§ **TASKS TO COMPLETE**
1. Reproduce the passage on Captain Cook sources word for word, everything from "Gananath Obeyesekere, a" down to "Image and Impact.".
2. In the passage on Captain Cook sources, which book is named as the most comprehensive biography of Joseph Banks?

§ **PASSAGE**
Gananath Obeyesekere, a Sri Lankan-born anthropologist at Princeton, offers a harsh, postcolonial critique of the navigator and of the mythmaking that occurred in his wake. Obeyesekere's The Apotheosis of Captain Cook is a polemic, often wrongheaded (in my view), but always provocative. As with Smith and Dening, I found that reading Obeyesekere sharpened my own thinking about Cook and provided an antidote to the hagiographic, Anglocentric tone of much that's been written about the captain. Other, excellent interpretations of Cook and his legacy can be found in several books of essays, most notably Robin Fisher and Hugh Johnston's Captain James Cook and His Times, Margaret Lincoln's Science and Exploration in the Pacific, and Walter Veit's two-volume Captain James Cook: Image and Impact.

Though no biography comes close to Beaglehole's in depth, several offer lively introductions to Cook for readers who don't want to brave the New Zealander's 750-page tome. Alistair MacLean, the author of best-sellers such as The Guns of Navarone, knows how to tell a good story, and he does so in Captain Cook. One of the most recent biographies, Richard Hough's Captain James Cook, is very traditional in its approach, but it also provides a readable summary. Lynne Withey takes a broader, more anthropological approach in Voyages of Discovery, integrating the perspective of Pacific peoples in a way that most others have not.

For readers interested in Joseph Banks, Harold Carter's Sir Joseph Banks is the most comprehensive biography. Patrick O'Brian, the famed sea novelist, brings his lively style and eye for color to his shorter, more readable biography, Joseph Banks. The botanist's Endeavour journal is available online at http://slnsw.gov.au/.

For primary sources, apart from Cook's and Banks's journals, I relied for the most part on the Mitchell and Dixson Libraries at the State Library of New South Wales in Sydney, which houses the best collection of Cook-related manuscripts in the world. Also very useful to me were the libraries and exhibits at Sydney's National Maritime Museum, the Bishop Museum in Honolulu, the National Geographic Society in Washington, D.C., the Natural History Museum in London, and other repositories in Tahiti, New Zealand, Alaska, and Niue. I'm indebted to the curators and librarians who assisted me in each of these places. I also drew a great deal of information from the Captain Cook Society, which publishes a quarterly "log" and provides the best clearing-house for contemporary research at www.CaptainCookSociety.com.

[Dataset entries]
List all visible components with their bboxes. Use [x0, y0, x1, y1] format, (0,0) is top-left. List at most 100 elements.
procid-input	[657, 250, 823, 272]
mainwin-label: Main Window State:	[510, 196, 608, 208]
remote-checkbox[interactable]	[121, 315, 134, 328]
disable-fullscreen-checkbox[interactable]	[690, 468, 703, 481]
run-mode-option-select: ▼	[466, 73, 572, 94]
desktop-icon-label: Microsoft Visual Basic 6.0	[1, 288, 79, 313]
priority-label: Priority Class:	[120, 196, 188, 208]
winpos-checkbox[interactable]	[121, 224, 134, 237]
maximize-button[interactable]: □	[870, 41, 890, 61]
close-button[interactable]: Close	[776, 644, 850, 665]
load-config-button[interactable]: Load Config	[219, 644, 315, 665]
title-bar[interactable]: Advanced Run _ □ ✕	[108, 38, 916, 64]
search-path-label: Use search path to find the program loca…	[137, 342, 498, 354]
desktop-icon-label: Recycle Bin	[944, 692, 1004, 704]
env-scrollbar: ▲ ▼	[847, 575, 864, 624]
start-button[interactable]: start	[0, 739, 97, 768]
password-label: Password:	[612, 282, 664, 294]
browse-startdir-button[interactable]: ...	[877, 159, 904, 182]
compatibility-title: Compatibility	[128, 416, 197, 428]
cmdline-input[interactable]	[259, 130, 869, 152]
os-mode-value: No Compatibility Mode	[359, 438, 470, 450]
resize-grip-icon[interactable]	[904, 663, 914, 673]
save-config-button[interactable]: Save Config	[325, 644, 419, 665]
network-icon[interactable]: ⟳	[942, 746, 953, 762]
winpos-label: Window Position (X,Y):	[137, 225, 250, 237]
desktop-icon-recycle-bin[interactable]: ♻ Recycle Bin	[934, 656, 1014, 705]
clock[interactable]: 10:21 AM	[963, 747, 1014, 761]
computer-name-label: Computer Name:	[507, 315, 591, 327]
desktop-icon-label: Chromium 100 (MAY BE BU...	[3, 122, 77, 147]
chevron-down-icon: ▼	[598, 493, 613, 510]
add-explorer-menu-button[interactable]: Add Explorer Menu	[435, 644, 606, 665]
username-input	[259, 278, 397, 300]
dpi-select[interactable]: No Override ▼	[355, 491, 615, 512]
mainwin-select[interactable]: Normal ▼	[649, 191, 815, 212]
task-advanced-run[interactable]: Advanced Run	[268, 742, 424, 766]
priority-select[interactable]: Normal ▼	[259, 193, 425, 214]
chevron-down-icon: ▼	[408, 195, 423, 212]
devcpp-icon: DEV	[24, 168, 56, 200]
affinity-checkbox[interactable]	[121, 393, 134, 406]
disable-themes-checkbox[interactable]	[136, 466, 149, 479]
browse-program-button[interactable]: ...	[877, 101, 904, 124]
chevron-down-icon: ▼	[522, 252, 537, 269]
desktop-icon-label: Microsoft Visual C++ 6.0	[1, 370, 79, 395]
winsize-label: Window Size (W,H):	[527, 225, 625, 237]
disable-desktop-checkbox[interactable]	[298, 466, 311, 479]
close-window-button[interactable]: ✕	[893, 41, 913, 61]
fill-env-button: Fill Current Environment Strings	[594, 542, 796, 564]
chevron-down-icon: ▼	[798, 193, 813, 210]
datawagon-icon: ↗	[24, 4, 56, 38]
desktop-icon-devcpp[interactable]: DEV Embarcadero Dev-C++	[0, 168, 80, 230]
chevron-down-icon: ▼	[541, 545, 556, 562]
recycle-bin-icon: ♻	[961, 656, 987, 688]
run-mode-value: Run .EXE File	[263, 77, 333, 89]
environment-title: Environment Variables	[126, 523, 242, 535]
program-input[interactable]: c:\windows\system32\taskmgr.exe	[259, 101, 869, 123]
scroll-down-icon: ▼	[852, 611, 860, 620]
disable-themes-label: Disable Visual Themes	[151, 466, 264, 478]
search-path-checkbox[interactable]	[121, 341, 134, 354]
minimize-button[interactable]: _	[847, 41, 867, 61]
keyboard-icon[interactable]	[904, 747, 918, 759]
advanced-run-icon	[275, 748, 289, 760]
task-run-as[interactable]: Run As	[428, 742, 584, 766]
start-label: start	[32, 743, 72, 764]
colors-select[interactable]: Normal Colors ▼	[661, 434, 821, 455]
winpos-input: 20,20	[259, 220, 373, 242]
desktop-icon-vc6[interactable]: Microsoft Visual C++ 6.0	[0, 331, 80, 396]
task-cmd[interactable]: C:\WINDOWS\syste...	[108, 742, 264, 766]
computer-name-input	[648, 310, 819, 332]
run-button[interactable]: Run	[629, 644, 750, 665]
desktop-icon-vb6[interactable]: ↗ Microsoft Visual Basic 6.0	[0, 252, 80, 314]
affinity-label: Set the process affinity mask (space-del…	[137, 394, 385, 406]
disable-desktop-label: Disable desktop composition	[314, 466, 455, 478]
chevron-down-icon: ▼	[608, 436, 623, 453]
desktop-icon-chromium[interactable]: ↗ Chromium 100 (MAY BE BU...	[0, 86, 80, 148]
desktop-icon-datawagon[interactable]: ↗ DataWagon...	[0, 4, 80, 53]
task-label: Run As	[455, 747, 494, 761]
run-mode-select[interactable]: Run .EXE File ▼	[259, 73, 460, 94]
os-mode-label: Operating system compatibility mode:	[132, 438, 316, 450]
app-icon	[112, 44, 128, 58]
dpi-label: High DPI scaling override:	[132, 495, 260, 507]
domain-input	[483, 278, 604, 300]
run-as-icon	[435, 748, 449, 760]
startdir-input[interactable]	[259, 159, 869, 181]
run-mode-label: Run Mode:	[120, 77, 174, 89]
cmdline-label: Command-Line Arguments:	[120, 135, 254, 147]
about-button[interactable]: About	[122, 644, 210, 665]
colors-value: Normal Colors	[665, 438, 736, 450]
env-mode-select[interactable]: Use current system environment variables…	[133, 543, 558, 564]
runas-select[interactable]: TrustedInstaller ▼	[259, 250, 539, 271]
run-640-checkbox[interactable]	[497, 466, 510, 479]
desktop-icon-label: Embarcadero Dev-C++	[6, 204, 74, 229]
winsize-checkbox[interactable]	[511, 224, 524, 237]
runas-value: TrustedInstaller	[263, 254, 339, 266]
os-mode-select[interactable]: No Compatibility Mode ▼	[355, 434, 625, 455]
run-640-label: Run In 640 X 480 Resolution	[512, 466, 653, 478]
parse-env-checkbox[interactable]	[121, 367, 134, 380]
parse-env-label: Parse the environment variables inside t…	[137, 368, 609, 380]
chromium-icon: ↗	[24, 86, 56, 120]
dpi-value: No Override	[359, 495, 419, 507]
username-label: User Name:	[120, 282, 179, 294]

§ **PROBLEM SOLUTIONS**
1.
Gananath Obeyesekere, a Sri Lankan-born anthropologist at Princeton, offers a harsh, postcolonial critique of the navigator and of the mythmaking that occurred in his wake. Obeyesekere's The Apotheosis of Captain Cook is a polemic, often wrongheaded (in my view), but always provocative. As with Smith and Dening, I found that reading Obeyesekere sharpened my own thinking about Cook and provided an antidote to the hagiographic, Anglocentric tone of much that's been written about the captain. Other, excellent interpretations of Cook and his legacy can be found in several books of essays, most notably Robin Fisher and Hugh Johnston's Captain James Cook and His Times, Margaret Lincoln's Science and Exploration in the Pacific, and Walter Veit's two-volume Captain James Cook: Image and Impact.

2. Harold Carter's Sir Joseph Banks.